─── Data provided ───

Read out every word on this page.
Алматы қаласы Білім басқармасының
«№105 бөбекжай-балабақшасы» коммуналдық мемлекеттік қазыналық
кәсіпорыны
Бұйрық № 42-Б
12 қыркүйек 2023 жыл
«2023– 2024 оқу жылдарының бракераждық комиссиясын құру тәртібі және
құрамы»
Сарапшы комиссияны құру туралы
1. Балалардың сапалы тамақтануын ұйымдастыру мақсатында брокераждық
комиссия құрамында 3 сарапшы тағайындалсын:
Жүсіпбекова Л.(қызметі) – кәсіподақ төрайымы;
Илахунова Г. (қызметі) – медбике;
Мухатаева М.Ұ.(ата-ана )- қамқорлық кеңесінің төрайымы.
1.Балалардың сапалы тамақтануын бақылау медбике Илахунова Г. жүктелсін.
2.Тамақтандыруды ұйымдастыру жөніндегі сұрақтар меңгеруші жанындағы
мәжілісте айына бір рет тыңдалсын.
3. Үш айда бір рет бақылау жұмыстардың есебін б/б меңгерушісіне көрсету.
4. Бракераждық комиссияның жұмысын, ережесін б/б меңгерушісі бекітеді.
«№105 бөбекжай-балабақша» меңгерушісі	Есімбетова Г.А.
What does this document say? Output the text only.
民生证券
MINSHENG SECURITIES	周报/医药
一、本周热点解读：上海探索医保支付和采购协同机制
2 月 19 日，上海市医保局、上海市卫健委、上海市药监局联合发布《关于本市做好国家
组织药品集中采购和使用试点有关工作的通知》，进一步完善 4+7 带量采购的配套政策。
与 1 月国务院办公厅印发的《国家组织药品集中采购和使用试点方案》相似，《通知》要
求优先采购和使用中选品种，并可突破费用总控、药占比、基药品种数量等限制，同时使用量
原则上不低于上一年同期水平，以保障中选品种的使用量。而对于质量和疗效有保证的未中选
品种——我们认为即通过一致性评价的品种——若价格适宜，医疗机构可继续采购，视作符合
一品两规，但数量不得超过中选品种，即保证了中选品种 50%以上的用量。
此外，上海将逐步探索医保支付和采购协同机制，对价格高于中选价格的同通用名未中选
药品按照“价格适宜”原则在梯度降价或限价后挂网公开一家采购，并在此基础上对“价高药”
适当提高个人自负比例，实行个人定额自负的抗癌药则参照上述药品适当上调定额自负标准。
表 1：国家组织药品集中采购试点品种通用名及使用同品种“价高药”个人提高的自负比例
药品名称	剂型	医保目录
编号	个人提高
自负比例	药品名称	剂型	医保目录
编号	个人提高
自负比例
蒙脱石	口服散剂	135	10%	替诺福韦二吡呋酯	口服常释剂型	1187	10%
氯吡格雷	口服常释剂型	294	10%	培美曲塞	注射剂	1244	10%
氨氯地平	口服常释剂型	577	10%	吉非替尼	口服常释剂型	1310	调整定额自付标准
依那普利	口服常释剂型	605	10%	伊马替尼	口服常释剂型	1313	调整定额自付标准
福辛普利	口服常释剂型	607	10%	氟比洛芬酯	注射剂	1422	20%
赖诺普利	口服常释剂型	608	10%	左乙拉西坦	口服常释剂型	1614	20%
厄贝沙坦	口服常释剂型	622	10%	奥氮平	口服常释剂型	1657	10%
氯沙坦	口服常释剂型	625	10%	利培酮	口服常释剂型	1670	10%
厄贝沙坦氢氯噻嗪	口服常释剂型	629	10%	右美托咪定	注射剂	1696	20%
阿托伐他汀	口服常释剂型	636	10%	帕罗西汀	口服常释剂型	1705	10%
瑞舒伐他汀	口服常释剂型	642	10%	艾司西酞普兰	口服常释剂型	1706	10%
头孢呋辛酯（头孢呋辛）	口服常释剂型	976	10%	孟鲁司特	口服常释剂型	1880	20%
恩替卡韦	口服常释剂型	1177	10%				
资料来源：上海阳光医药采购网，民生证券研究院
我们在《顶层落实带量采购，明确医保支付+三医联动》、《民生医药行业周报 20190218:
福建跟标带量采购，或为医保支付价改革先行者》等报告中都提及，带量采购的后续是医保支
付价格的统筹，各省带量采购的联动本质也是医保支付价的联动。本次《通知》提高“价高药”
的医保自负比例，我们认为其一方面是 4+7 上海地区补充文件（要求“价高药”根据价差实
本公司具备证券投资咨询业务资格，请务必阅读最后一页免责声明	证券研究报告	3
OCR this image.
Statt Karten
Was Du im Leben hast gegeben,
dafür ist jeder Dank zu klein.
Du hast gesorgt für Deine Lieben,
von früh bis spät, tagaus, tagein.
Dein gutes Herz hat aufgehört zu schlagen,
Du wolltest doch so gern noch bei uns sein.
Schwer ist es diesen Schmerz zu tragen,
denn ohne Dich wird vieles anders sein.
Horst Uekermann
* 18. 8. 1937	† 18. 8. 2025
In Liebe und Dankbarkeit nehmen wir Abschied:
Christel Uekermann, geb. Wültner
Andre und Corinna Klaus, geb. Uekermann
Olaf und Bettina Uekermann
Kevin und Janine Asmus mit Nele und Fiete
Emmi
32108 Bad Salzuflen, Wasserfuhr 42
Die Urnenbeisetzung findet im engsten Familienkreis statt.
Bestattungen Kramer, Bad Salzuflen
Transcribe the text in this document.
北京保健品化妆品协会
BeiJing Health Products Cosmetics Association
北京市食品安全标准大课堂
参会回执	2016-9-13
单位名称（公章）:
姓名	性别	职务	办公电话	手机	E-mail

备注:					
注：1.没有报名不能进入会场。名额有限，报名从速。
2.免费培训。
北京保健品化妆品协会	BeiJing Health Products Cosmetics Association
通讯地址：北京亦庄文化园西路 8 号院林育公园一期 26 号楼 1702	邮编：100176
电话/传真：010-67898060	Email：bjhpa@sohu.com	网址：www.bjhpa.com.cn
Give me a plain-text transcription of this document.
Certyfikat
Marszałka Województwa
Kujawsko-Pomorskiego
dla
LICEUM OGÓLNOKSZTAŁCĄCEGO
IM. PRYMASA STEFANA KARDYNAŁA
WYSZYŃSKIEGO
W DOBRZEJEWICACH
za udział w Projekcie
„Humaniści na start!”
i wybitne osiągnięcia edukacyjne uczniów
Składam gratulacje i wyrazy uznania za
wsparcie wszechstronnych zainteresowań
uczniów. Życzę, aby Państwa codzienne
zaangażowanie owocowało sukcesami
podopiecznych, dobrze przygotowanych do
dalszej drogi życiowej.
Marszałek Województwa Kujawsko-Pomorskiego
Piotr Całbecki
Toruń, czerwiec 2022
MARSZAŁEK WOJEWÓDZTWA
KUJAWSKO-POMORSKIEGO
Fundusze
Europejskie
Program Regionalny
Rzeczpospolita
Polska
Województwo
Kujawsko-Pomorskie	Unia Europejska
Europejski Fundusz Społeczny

───

Exercise aim:
Nothing in the data may differ; print all of it exactly as written.

Task result:
Read out every word on this page.
Алматы қаласы Білім басқармасының
«№105 бөбекжай-балабақшасы» коммуналдық мемлекеттік қазыналық
кәсіпорыны
Бұйрық № 42-Б
12 қыркүйек 2023 жыл
«2023– 2024 оқу жылдарының бракераждық комиссиясын құру тәртібі және
құрамы»
Сарапшы комиссияны құру туралы
1. Балалардың сапалы тамақтануын ұйымдастыру мақсатында брокераждық
комиссия құрамында 3 сарапшы тағайындалсын:
Жүсіпбекова Л.(қызметі) – кәсіподақ төрайымы;
Илахунова Г. (қызметі) – медбике;
Мухатаева М.Ұ.(ата-ана )- қамқорлық кеңесінің төрайымы.
1.Балалардың сапалы тамақтануын бақылау медбике Илахунова Г. жүктелсін.
2.Тамақтандыруды ұйымдастыру жөніндегі сұрақтар меңгеруші жанындағы
мәжілісте айына бір рет тыңдалсын.
3. Үш айда бір рет бақылау жұмыстардың есебін б/б меңгерушісіне көрсету.
4. Бракераждық комиссияның жұмысын, ережесін б/б меңгерушісі бекітеді.
«№105 бөбекжай-балабақша» меңгерушісі	Есімбетова Г.А.
What does this document say? Output the text only.
民生证券
MINSHENG SECURITIES	周报/医药
一、本周热点解读：上海探索医保支付和采购协同机制
2 月 19 日，上海市医保局、上海市卫健委、上海市药监局联合发布《关于本市做好国家
组织药品集中采购和使用试点有关工作的通知》，进一步完善 4+7 带量采购的配套政策。
与 1 月国务院办公厅印发的《国家组织药品集中采购和使用试点方案》相似，《通知》要
求优先采购和使用中选品种，并可突破费用总控、药占比、基药品种数量等限制，同时使用量
原则上不低于上一年同期水平，以保障中选品种的使用量。而对于质量和疗效有保证的未中选
品种——我们认为即通过一致性评价的品种——若价格适宜，医疗机构可继续采购，视作符合
一品两规，但数量不得超过中选品种，即保证了中选品种 50%以上的用量。
此外，上海将逐步探索医保支付和采购协同机制，对价格高于中选价格的同通用名未中选
药品按照“价格适宜”原则在梯度降价或限价后挂网公开一家采购，并在此基础上对“价高药”
适当提高个人自负比例，实行个人定额自负的抗癌药则参照上述药品适当上调定额自负标准。
表 1：国家组织药品集中采购试点品种通用名及使用同品种“价高药”个人提高的自负比例
药品名称	剂型	医保目录
编号	个人提高
自负比例	药品名称	剂型	医保目录
编号	个人提高
自负比例
蒙脱石	口服散剂	135	10%	替诺福韦二吡呋酯	口服常释剂型	1187	10%
氯吡格雷	口服常释剂型	294	10%	培美曲塞	注射剂	1244	10%
氨氯地平	口服常释剂型	577	10%	吉非替尼	口服常释剂型	1310	调整定额自付标准
依那普利	口服常释剂型	605	10%	伊马替尼	口服常释剂型	1313	调整定额自付标准
福辛普利	口服常释剂型	607	10%	氟比洛芬酯	注射剂	1422	20%
赖诺普利	口服常释剂型	608	10%	左乙拉西坦	口服常释剂型	1614	20%
厄贝沙坦	口服常释剂型	622	10%	奥氮平	口服常释剂型	1657	10%
氯沙坦	口服常释剂型	625	10%	利培酮	口服常释剂型	1670	10%
厄贝沙坦氢氯噻嗪	口服常释剂型	629	10%	右美托咪定	注射剂	1696	20%
阿托伐他汀	口服常释剂型	636	10%	帕罗西汀	口服常释剂型	1705	10%
瑞舒伐他汀	口服常释剂型	642	10%	艾司西酞普兰	口服常释剂型	1706	10%
头孢呋辛酯（头孢呋辛）	口服常释剂型	976	10%	孟鲁司特	口服常释剂型	1880	20%
恩替卡韦	口服常释剂型	1177	10%				
资料来源：上海阳光医药采购网，民生证券研究院
我们在《顶层落实带量采购，明确医保支付+三医联动》、《民生医药行业周报 20190218:
福建跟标带量采购，或为医保支付价改革先行者》等报告中都提及，带量采购的后续是医保支
付价格的统筹，各省带量采购的联动本质也是医保支付价的联动。本次《通知》提高“价高药”
的医保自负比例，我们认为其一方面是 4+7 上海地区补充文件（要求“价高药”根据价差实
本公司具备证券投资咨询业务资格，请务必阅读最后一页免责声明	证券研究报告	3
OCR this image.
Statt Karten
Was Du im Leben hast gegeben,
dafür ist jeder Dank zu klein.
Du hast gesorgt für Deine Lieben,
von früh bis spät, tagaus, tagein.
Dein gutes Herz hat aufgehört zu schlagen,
Du wolltest doch so gern noch bei uns sein.
Schwer ist es diesen Schmerz zu tragen,
denn ohne Dich wird vieles anders sein.
Horst Uekermann
* 18. 8. 1937	† 18. 8. 2025
In Liebe und Dankbarkeit nehmen wir Abschied:
Christel Uekermann, geb. Wültner
Andre und Corinna Klaus, geb. Uekermann
Olaf und Bettina Uekermann
Kevin und Janine Asmus mit Nele und Fiete
Emmi
32108 Bad Salzuflen, Wasserfuhr 42
Die Urnenbeisetzung findet im engsten Familienkreis statt.
Bestattungen Kramer, Bad Salzuflen
Transcribe the text in this document.
北京保健品化妆品协会
BeiJing Health Products Cosmetics Association
北京市食品安全标准大课堂
参会回执	2016-9-13
单位名称（公章）:
姓名	性别	职务	办公电话	手机	E-mail

备注:					
注：1.没有报名不能进入会场。名额有限，报名从速。
2.免费培训。
北京保健品化妆品协会	BeiJing Health Products Cosmetics Association
通讯地址：北京亦庄文化园西路 8 号院林育公园一期 26 号楼 1702	邮编：100176
电话/传真：010-67898060	Email：bjhpa@sohu.com	网址：www.bjhpa.com.cn
Give me a plain-text transcription of this document.
Certyfikat
Marszałka Województwa
Kujawsko-Pomorskiego
dla
LICEUM OGÓLNOKSZTAŁCĄCEGO
IM. PRYMASA STEFANA KARDYNAŁA
WYSZYŃSKIEGO
W DOBRZEJEWICACH
za udział w Projekcie
„Humaniści na start!”
i wybitne osiągnięcia edukacyjne uczniów
Składam gratulacje i wyrazy uznania za
wsparcie wszechstronnych zainteresowań
uczniów. Życzę, aby Państwa codzienne
zaangażowanie owocowało sukcesami
podopiecznych, dobrze przygotowanych do
dalszej drogi życiowej.
Marszałek Województwa Kujawsko-Pomorskiego
Piotr Całbecki
Toruń, czerwiec 2022
MARSZAŁEK WOJEWÓDZTWA
KUJAWSKO-POMORSKIEGO
Fundusze
Europejskie
Program Regionalny
Rzeczpospolita
Polska
Województwo
Kujawsko-Pomorskie	Unia Europejska
Europejski Fundusz Społeczny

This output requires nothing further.